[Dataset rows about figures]
# # #

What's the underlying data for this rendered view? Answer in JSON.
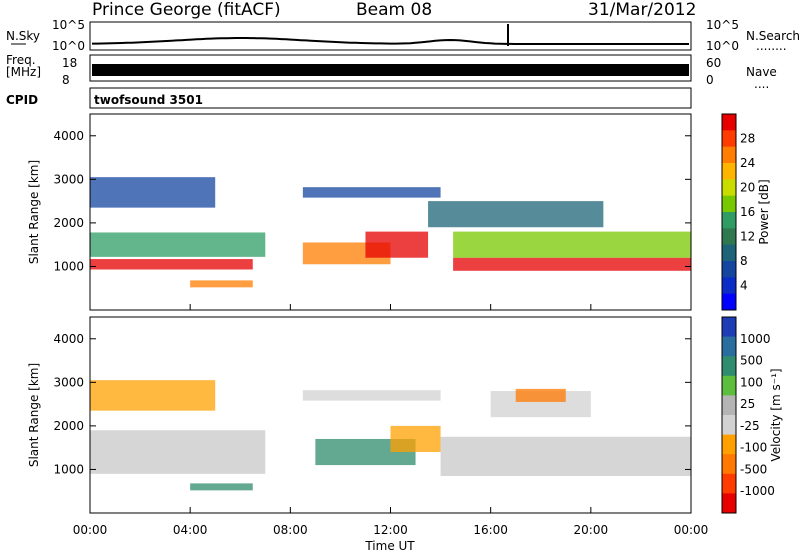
{
  "header": {
    "station": "Prince George (fitACF)",
    "beam": "Beam 08",
    "date": "31/Mar/2012"
  },
  "top_panels": {
    "nsky_label": "N.Sky",
    "nsearch_label": "N.Search",
    "noise_ticks": [
      "10^5",
      "10^0"
    ],
    "freq_label_1": "Freq.",
    "freq_label_2": "[MHz]",
    "freq_ticks": [
      "18",
      "8"
    ],
    "nave_label": "Nave",
    "nave_ticks": [
      "60",
      "0"
    ],
    "cpid_label": "CPID",
    "cpid_text": "twofsound 3501",
    "legend_dots": "........",
    "legend_dots_short": "...."
  },
  "chart_data": [
    {
      "type": "heatmap",
      "panel": "power",
      "ylabel": "Slant Range [km]",
      "xlabel": "",
      "xlim": [
        "00:00",
        "24:00"
      ],
      "ylim": [
        0,
        4500
      ],
      "y_ticks": [
        "1000",
        "2000",
        "3000",
        "4000"
      ],
      "colorbar_label": "Power [dB]",
      "colorbar_ticks": [
        "28",
        "24",
        "20",
        "16",
        "12",
        "8",
        "4"
      ],
      "colorbar_colors": [
        "#e60000",
        "#ff3c00",
        "#ff7d00",
        "#ffb400",
        "#c8dc00",
        "#78c800",
        "#2f9c64",
        "#2f7850",
        "#1e6478",
        "#1446a0",
        "#0a2dc8",
        "#0000ff"
      ],
      "bands": [
        {
          "start": "00:00",
          "end": "06:30",
          "center": 1050,
          "half_width": 120,
          "color": "#e60000"
        },
        {
          "start": "00:00",
          "end": "07:00",
          "center": 1500,
          "half_width": 280,
          "color": "#2f9c64"
        },
        {
          "start": "00:00",
          "end": "05:00",
          "center": 2700,
          "half_width": 350,
          "color": "#1446a0"
        },
        {
          "start": "04:00",
          "end": "06:30",
          "center": 600,
          "half_width": 80,
          "color": "#ff7d00"
        },
        {
          "start": "08:30",
          "end": "14:00",
          "center": 2700,
          "half_width": 120,
          "color": "#1446a0"
        },
        {
          "start": "08:30",
          "end": "12:00",
          "center": 1300,
          "half_width": 250,
          "color": "#ff7d00"
        },
        {
          "start": "11:00",
          "end": "13:30",
          "center": 1500,
          "half_width": 300,
          "color": "#e60000"
        },
        {
          "start": "13:30",
          "end": "20:30",
          "center": 2200,
          "half_width": 300,
          "color": "#1e6478"
        },
        {
          "start": "14:30",
          "end": "24:00",
          "center": 1050,
          "half_width": 150,
          "color": "#e60000"
        },
        {
          "start": "14:30",
          "end": "24:00",
          "center": 1500,
          "half_width": 300,
          "color": "#78c800"
        }
      ]
    },
    {
      "type": "heatmap",
      "panel": "velocity",
      "ylabel": "Slant Range [km]",
      "xlabel": "Time UT",
      "xlim": [
        "00:00",
        "24:00"
      ],
      "ylim": [
        0,
        4500
      ],
      "x_ticks": [
        "00:00",
        "04:00",
        "08:00",
        "12:00",
        "16:00",
        "20:00",
        "00:00"
      ],
      "y_ticks": [
        "1000",
        "2000",
        "3000",
        "4000"
      ],
      "colorbar_label": "Velocity [m s⁻¹]",
      "colorbar_ticks": [
        "1000",
        "500",
        "100",
        "25",
        "-25",
        "-100",
        "-500",
        "-1000"
      ],
      "colorbar_colors": [
        "#1e3cb4",
        "#2a6ea0",
        "#2f8c6e",
        "#5cbe3c",
        "#b4b4b4",
        "#d2d2d2",
        "#ffa000",
        "#ff7800",
        "#ff3c00",
        "#e60000"
      ],
      "bands": [
        {
          "start": "00:00",
          "end": "07:00",
          "center": 1400,
          "half_width": 500,
          "color": "#c8c8c8"
        },
        {
          "start": "00:00",
          "end": "05:00",
          "center": 2700,
          "half_width": 350,
          "color": "#ffa000"
        },
        {
          "start": "04:00",
          "end": "06:30",
          "center": 600,
          "half_width": 80,
          "color": "#2f8c6e"
        },
        {
          "start": "08:30",
          "end": "14:00",
          "center": 2700,
          "half_width": 120,
          "color": "#d2d2d2"
        },
        {
          "start": "09:00",
          "end": "13:00",
          "center": 1400,
          "half_width": 300,
          "color": "#2f8c6e"
        },
        {
          "start": "12:00",
          "end": "14:00",
          "center": 1700,
          "half_width": 300,
          "color": "#ffa000"
        },
        {
          "start": "14:00",
          "end": "24:00",
          "center": 1300,
          "half_width": 450,
          "color": "#c8c8c8"
        },
        {
          "start": "16:00",
          "end": "20:00",
          "center": 2500,
          "half_width": 300,
          "color": "#d2d2d2"
        },
        {
          "start": "17:00",
          "end": "19:00",
          "center": 2700,
          "half_width": 150,
          "color": "#ff7800"
        }
      ]
    }
  ]
}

# # #

[The request]
Quote the preceding records in their entirety, excluding every picture.

[Answer to the exercise]
What's the underlying data for this rendered view? Answer in JSON.
{
  "header": {
    "station": "Prince George (fitACF)",
    "beam": "Beam 08",
    "date": "31/Mar/2012"
  },
  "top_panels": {
    "nsky_label": "N.Sky",
    "nsearch_label": "N.Search",
    "noise_ticks": [
      "10^5",
      "10^0"
    ],
    "freq_label_1": "Freq.",
    "freq_label_2": "[MHz]",
    "freq_ticks": [
      "18",
      "8"
    ],
    "nave_label": "Nave",
    "nave_ticks": [
      "60",
      "0"
    ],
    "cpid_label": "CPID",
    "cpid_text": "twofsound 3501",
    "legend_dots": "........",
    "legend_dots_short": "...."
  },
  "chart_data": [
    {
      "type": "heatmap",
      "panel": "power",
      "ylabel": "Slant Range [km]",
      "xlabel": "",
      "xlim": [
        "00:00",
        "24:00"
      ],
      "ylim": [
        0,
        4500
      ],
      "y_ticks": [
        "1000",
        "2000",
        "3000",
        "4000"
      ],
      "colorbar_label": "Power [dB]",
      "colorbar_ticks": [
        "28",
        "24",
        "20",
        "16",
        "12",
        "8",
        "4"
      ],
      "colorbar_colors": [
        "#e60000",
        "#ff3c00",
        "#ff7d00",
        "#ffb400",
        "#c8dc00",
        "#78c800",
        "#2f9c64",
        "#2f7850",
        "#1e6478",
        "#1446a0",
        "#0a2dc8",
        "#0000ff"
      ],
      "bands": [
        {
          "start": "00:00",
          "end": "06:30",
          "center": 1050,
          "half_width": 120,
          "color": "#e60000"
        },
        {
          "start": "00:00",
          "end": "07:00",
          "center": 1500,
          "half_width": 280,
          "color": "#2f9c64"
        },
        {
          "start": "00:00",
          "end": "05:00",
          "center": 2700,
          "half_width": 350,
          "color": "#1446a0"
        },
        {
          "start": "04:00",
          "end": "06:30",
          "center": 600,
          "half_width": 80,
          "color": "#ff7d00"
        },
        {
          "start": "08:30",
          "end": "14:00",
          "center": 2700,
          "half_width": 120,
          "color": "#1446a0"
        },
        {
          "start": "08:30",
          "end": "12:00",
          "center": 1300,
          "half_width": 250,
          "color": "#ff7d00"
        },
        {
          "start": "11:00",
          "end": "13:30",
          "center": 1500,
          "half_width": 300,
          "color": "#e60000"
        },
        {
          "start": "13:30",
          "end": "20:30",
          "center": 2200,
          "half_width": 300,
          "color": "#1e6478"
        },
        {
          "start": "14:30",
          "end": "24:00",
          "center": 1050,
          "half_width": 150,
          "color": "#e60000"
        },
        {
          "start": "14:30",
          "end": "24:00",
          "center": 1500,
          "half_width": 300,
          "color": "#78c800"
        }
      ]
    },
    {
      "type": "heatmap",
      "panel": "velocity",
      "ylabel": "Slant Range [km]",
      "xlabel": "Time UT",
      "xlim": [
        "00:00",
        "24:00"
      ],
      "ylim": [
        0,
        4500
      ],
      "x_ticks": [
        "00:00",
        "04:00",
        "08:00",
        "12:00",
        "16:00",
        "20:00",
        "00:00"
      ],
      "y_ticks": [
        "1000",
        "2000",
        "3000",
        "4000"
      ],
      "colorbar_label": "Velocity [m s⁻¹]",
      "colorbar_ticks": [
        "1000",
        "500",
        "100",
        "25",
        "-25",
        "-100",
        "-500",
        "-1000"
      ],
      "colorbar_colors": [
        "#1e3cb4",
        "#2a6ea0",
        "#2f8c6e",
        "#5cbe3c",
        "#b4b4b4",
        "#d2d2d2",
        "#ffa000",
        "#ff7800",
        "#ff3c00",
        "#e60000"
      ],
      "bands": [
        {
          "start": "00:00",
          "end": "07:00",
          "center": 1400,
          "half_width": 500,
          "color": "#c8c8c8"
        },
        {
          "start": "00:00",
          "end": "05:00",
          "center": 2700,
          "half_width": 350,
          "color": "#ffa000"
        },
        {
          "start": "04:00",
          "end": "06:30",
          "center": 600,
          "half_width": 80,
          "color": "#2f8c6e"
        },
        {
          "start": "08:30",
          "end": "14:00",
          "center": 2700,
          "half_width": 120,
          "color": "#d2d2d2"
        },
        {
          "start": "09:00",
          "end": "13:00",
          "center": 1400,
          "half_width": 300,
          "color": "#2f8c6e"
        },
        {
          "start": "12:00",
          "end": "14:00",
          "center": 1700,
          "half_width": 300,
          "color": "#ffa000"
        },
        {
          "start": "14:00",
          "end": "24:00",
          "center": 1300,
          "half_width": 450,
          "color": "#c8c8c8"
        },
        {
          "start": "16:00",
          "end": "20:00",
          "center": 2500,
          "half_width": 300,
          "color": "#d2d2d2"
        },
        {
          "start": "17:00",
          "end": "19:00",
          "center": 2700,
          "half_width": 150,
          "color": "#ff7800"
        }
      ]
    }
  ]
}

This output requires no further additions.